To be done: Give back the full listing verbatim, apart from its images.

· · · · ·

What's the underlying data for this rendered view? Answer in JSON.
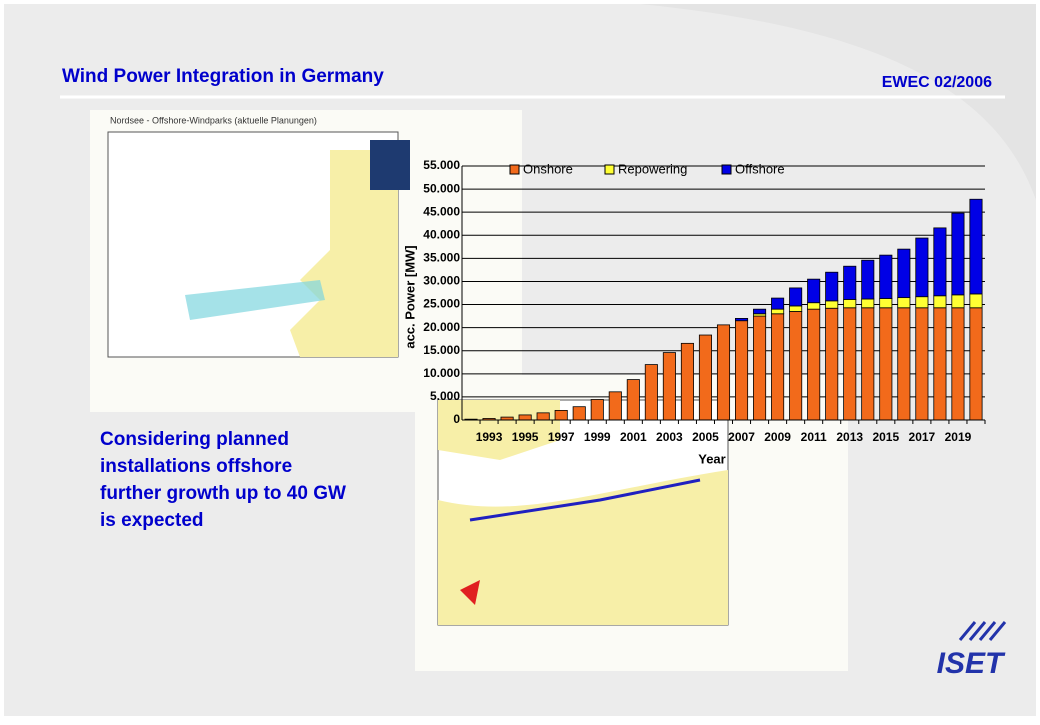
{
  "header": {
    "title": "Wind Power Integration in Germany",
    "event": "EWEC 02/2006"
  },
  "body_text": [
    "Considering planned",
    "installations offshore",
    "further growth up to 40 GW",
    "is expected"
  ],
  "map_title": "Nordsee - Offshore-Windparks (aktuelle Planungen)",
  "logo": "ISET",
  "chart_data": {
    "type": "stacked_bar",
    "ylabel": "acc. Power [MW]",
    "xlabel": "Year",
    "categories": [
      null,
      "1993",
      null,
      "1995",
      null,
      "1997",
      null,
      "1999",
      null,
      "2001",
      null,
      "2003",
      null,
      "2005",
      null,
      "2007",
      null,
      "2009",
      null,
      "2011",
      null,
      "2013",
      null,
      "2015",
      null,
      "2017",
      null,
      "2019",
      null
    ],
    "series": [
      {
        "name": "Onshore",
        "color": "#f26a1b",
        "values": [
          180,
          330,
          630,
          1100,
          1550,
          2080,
          2880,
          4440,
          6100,
          8750,
          12000,
          14600,
          16600,
          18400,
          20600,
          21500,
          22500,
          23000,
          23500,
          24000,
          24200,
          24300,
          24300,
          24300,
          24300,
          24300,
          24300,
          24300,
          24300
        ]
      },
      {
        "name": "Repowering",
        "color": "#ffff33",
        "values": [
          0,
          0,
          0,
          0,
          0,
          0,
          0,
          0,
          0,
          0,
          0,
          0,
          0,
          0,
          0,
          0,
          500,
          1000,
          1200,
          1400,
          1600,
          1800,
          1900,
          2000,
          2200,
          2400,
          2600,
          2800,
          3000
        ]
      },
      {
        "name": "Offshore",
        "color": "#0000e6",
        "values": [
          0,
          0,
          0,
          0,
          0,
          0,
          0,
          0,
          0,
          0,
          0,
          0,
          0,
          0,
          0,
          500,
          1000,
          2400,
          3900,
          5100,
          6200,
          7200,
          8400,
          9400,
          10500,
          12700,
          14700,
          17700,
          20500
        ]
      }
    ],
    "ylim": [
      0,
      55000
    ],
    "yticks": [
      0,
      {
        "value": 5000,
        "label": "5.000"
      },
      {
        "value": 10000,
        "label": "10.000"
      },
      {
        "value": 15000,
        "label": "15.000"
      },
      {
        "value": 20000,
        "label": "20.000"
      },
      {
        "value": 25000,
        "label": "25.000"
      },
      {
        "value": 30000,
        "label": "30.000"
      },
      {
        "value": 35000,
        "label": "35.000"
      },
      {
        "value": 40000,
        "label": "40.000"
      },
      {
        "value": 45000,
        "label": "45.000"
      },
      {
        "value": 50000,
        "label": "50.000"
      },
      {
        "value": 55000,
        "label": "55.000"
      }
    ],
    "grid": true,
    "legend": "top"
  }
}
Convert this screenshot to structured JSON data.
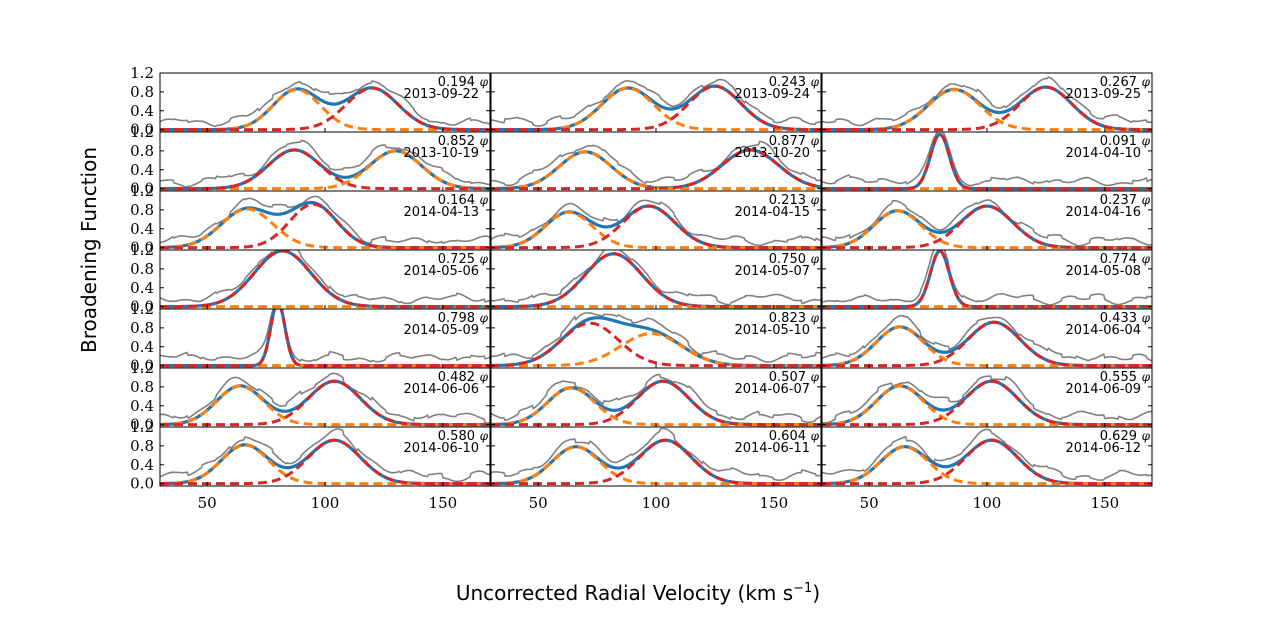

· · · · ·

Solution:
What's the underlying data for this rendered view? Answer in JSON.
{
  "header": {
    "title": "Wind Power Integration in Germany",
    "event": "EWEC 02/2006"
  },
  "body_text": [
    "Considering planned",
    "installations offshore",
    "further growth up to 40 GW",
    "is expected"
  ],
  "map_title": "Nordsee - Offshore-Windparks (aktuelle Planungen)",
  "logo": "ISET",
  "chart_data": {
    "type": "stacked_bar",
    "ylabel": "acc. Power [MW]",
    "xlabel": "Year",
    "categories": [
      null,
      "1993",
      null,
      "1995",
      null,
      "1997",
      null,
      "1999",
      null,
      "2001",
      null,
      "2003",
      null,
      "2005",
      null,
      "2007",
      null,
      "2009",
      null,
      "2011",
      null,
      "2013",
      null,
      "2015",
      null,
      "2017",
      null,
      "2019",
      null
    ],
    "series": [
      {
        "name": "Onshore",
        "color": "#f26a1b",
        "values": [
          180,
          330,
          630,
          1100,
          1550,
          2080,
          2880,
          4440,
          6100,
          8750,
          12000,
          14600,
          16600,
          18400,
          20600,
          21500,
          22500,
          23000,
          23500,
          24000,
          24200,
          24300,
          24300,
          24300,
          24300,
          24300,
          24300,
          24300,
          24300
        ]
      },
      {
        "name": "Repowering",
        "color": "#ffff33",
        "values": [
          0,
          0,
          0,
          0,
          0,
          0,
          0,
          0,
          0,
          0,
          0,
          0,
          0,
          0,
          0,
          0,
          500,
          1000,
          1200,
          1400,
          1600,
          1800,
          1900,
          2000,
          2200,
          2400,
          2600,
          2800,
          3000
        ]
      },
      {
        "name": "Offshore",
        "color": "#0000e6",
        "values": [
          0,
          0,
          0,
          0,
          0,
          0,
          0,
          0,
          0,
          0,
          0,
          0,
          0,
          0,
          0,
          500,
          1000,
          2400,
          3900,
          5100,
          6200,
          7200,
          8400,
          9400,
          10500,
          12700,
          14700,
          17700,
          20500
        ]
      }
    ],
    "ylim": [
      0,
      55000
    ],
    "yticks": [
      0,
      {
        "value": 5000,
        "label": "5.000"
      },
      {
        "value": 10000,
        "label": "10.000"
      },
      {
        "value": 15000,
        "label": "15.000"
      },
      {
        "value": 20000,
        "label": "20.000"
      },
      {
        "value": 25000,
        "label": "25.000"
      },
      {
        "value": 30000,
        "label": "30.000"
      },
      {
        "value": 35000,
        "label": "35.000"
      },
      {
        "value": 40000,
        "label": "40.000"
      },
      {
        "value": 45000,
        "label": "45.000"
      },
      {
        "value": 50000,
        "label": "50.000"
      },
      {
        "value": 55000,
        "label": "55.000"
      }
    ],
    "grid": true,
    "legend": "top"
  }
}
Convert this screenshot to structured JSON data.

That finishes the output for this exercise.